TASK DIRECTIONS. Reproduce the data that follows in its entirety, character for character.
— start —
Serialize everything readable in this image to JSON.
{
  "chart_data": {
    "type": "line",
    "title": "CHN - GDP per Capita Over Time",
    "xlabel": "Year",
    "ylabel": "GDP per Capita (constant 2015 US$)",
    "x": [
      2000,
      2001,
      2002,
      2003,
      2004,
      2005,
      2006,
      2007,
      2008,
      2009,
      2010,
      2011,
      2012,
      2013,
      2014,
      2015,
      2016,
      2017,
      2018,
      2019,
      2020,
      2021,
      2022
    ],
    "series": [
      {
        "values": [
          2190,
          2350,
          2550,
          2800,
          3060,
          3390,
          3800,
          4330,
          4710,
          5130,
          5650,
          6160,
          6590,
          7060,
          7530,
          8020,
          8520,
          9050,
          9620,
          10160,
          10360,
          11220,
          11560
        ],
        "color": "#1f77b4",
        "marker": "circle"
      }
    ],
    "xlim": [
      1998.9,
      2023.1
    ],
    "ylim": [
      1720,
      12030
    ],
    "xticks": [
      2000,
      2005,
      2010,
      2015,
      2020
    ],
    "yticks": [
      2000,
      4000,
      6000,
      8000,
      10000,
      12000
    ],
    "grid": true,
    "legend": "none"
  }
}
— end —
FINISHED EXERCISE.
Serialize everything readable in this image to JSON.
{
  "chart_data": {
    "type": "line",
    "title": "CHN - GDP per Capita Over Time",
    "xlabel": "Year",
    "ylabel": "GDP per Capita (constant 2015 US$)",
    "x": [
      2000,
      2001,
      2002,
      2003,
      2004,
      2005,
      2006,
      2007,
      2008,
      2009,
      2010,
      2011,
      2012,
      2013,
      2014,
      2015,
      2016,
      2017,
      2018,
      2019,
      2020,
      2021,
      2022
    ],
    "series": [
      {
        "values": [
          2190,
          2350,
          2550,
          2800,
          3060,
          3390,
          3800,
          4330,
          4710,
          5130,
          5650,
          6160,
          6590,
          7060,
          7530,
          8020,
          8520,
          9050,
          9620,
          10160,
          10360,
          11220,
          11560
        ],
        "color": "#1f77b4",
        "marker": "circle"
      }
    ],
    "xlim": [
      1998.9,
      2023.1
    ],
    "ylim": [
      1720,
      12030
    ],
    "xticks": [
      2000,
      2005,
      2010,
      2015,
      2020
    ],
    "yticks": [
      2000,
      4000,
      6000,
      8000,
      10000,
      12000
    ],
    "grid": true,
    "legend": "none"
  }
}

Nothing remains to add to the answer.